Goal of the exercise: Find the number of lines containing the string "premiers" in the data. Answer with the number by itself.

Provided entries:

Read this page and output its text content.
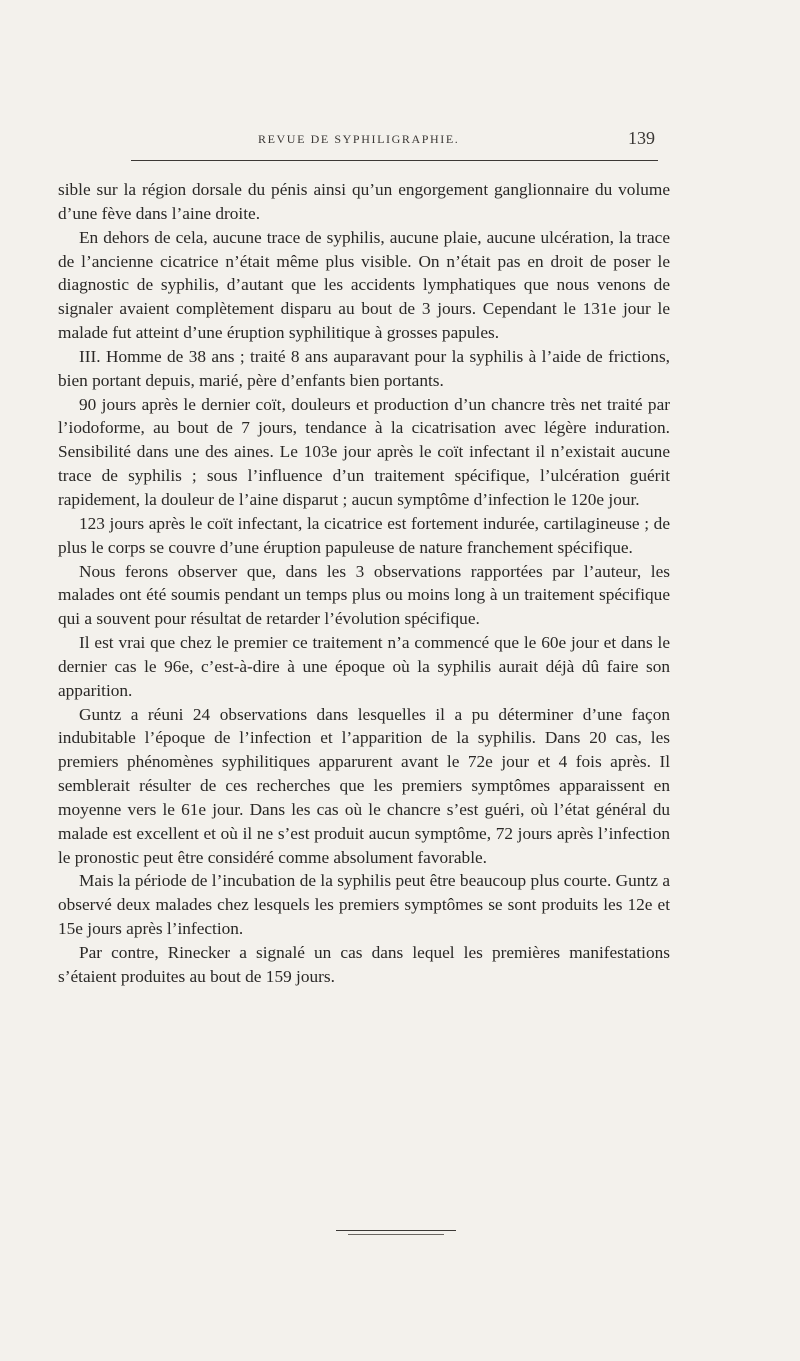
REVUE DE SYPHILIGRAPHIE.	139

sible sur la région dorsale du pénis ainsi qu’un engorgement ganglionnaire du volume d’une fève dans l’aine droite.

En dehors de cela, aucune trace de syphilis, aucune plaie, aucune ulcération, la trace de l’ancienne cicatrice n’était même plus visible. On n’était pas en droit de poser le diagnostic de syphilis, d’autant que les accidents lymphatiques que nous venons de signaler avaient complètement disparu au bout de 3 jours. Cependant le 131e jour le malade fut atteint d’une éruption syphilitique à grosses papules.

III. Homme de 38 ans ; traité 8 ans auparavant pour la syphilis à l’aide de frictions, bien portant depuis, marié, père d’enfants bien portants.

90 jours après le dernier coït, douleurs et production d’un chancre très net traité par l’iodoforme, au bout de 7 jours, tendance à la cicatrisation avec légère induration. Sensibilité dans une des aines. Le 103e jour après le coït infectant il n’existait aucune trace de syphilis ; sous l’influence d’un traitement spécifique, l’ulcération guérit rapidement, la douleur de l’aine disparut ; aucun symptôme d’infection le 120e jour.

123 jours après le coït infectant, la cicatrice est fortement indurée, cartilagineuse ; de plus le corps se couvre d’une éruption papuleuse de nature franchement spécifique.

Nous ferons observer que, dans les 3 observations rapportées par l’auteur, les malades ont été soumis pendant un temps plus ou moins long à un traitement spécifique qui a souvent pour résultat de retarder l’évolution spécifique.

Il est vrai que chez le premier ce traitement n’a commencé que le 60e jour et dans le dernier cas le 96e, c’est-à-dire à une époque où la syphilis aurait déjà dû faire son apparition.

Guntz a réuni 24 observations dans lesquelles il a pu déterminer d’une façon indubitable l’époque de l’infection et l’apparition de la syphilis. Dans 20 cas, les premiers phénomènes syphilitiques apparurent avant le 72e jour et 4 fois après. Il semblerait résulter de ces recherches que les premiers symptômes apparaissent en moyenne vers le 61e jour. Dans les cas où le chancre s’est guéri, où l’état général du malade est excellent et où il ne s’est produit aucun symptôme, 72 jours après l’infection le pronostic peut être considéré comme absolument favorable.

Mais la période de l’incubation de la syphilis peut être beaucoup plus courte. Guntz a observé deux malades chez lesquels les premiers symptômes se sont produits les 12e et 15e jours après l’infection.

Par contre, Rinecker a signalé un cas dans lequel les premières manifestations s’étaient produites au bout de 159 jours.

---

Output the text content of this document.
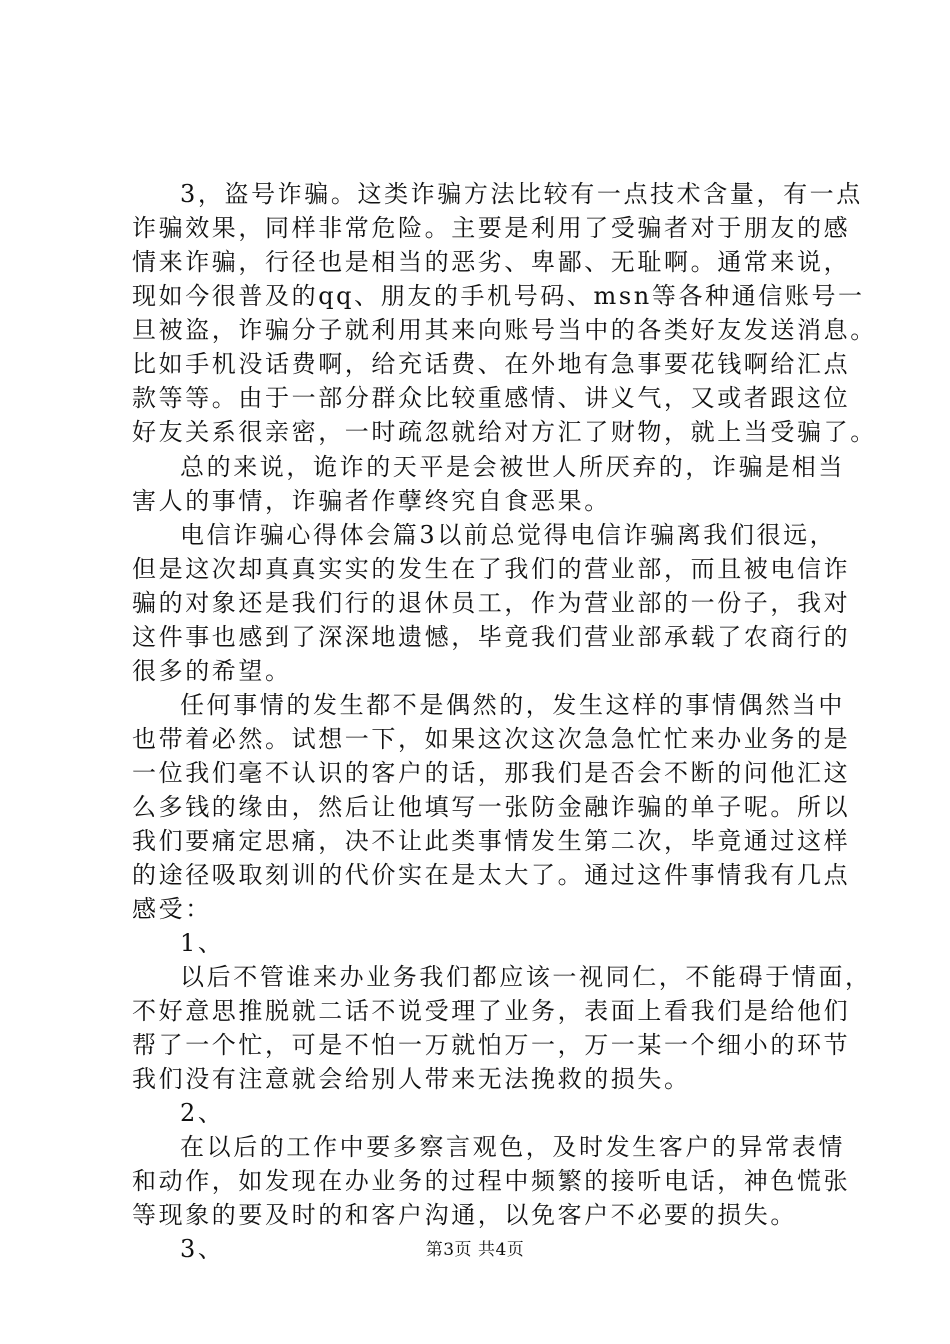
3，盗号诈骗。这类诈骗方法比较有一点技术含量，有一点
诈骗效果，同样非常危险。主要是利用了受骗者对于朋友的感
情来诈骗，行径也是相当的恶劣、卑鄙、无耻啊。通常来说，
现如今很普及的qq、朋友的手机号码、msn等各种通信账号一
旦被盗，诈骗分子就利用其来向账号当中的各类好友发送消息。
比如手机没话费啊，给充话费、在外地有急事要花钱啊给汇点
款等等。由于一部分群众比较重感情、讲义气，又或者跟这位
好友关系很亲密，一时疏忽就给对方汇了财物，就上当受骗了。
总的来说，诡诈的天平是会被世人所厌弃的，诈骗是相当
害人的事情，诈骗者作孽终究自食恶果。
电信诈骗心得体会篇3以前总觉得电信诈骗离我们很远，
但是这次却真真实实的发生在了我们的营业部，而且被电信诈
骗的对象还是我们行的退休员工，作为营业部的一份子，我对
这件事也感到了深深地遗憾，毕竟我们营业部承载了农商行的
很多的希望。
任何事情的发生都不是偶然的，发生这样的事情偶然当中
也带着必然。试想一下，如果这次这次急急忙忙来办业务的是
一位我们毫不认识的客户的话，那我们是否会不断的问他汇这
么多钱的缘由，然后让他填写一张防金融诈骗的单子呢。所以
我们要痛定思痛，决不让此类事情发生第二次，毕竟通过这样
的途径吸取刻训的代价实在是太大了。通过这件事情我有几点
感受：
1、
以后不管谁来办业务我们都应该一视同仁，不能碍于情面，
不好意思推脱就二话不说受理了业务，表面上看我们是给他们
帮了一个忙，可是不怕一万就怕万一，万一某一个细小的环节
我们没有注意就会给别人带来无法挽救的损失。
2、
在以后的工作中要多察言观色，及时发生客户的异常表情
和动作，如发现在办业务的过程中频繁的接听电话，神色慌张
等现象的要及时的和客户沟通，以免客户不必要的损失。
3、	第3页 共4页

Correct answer: 2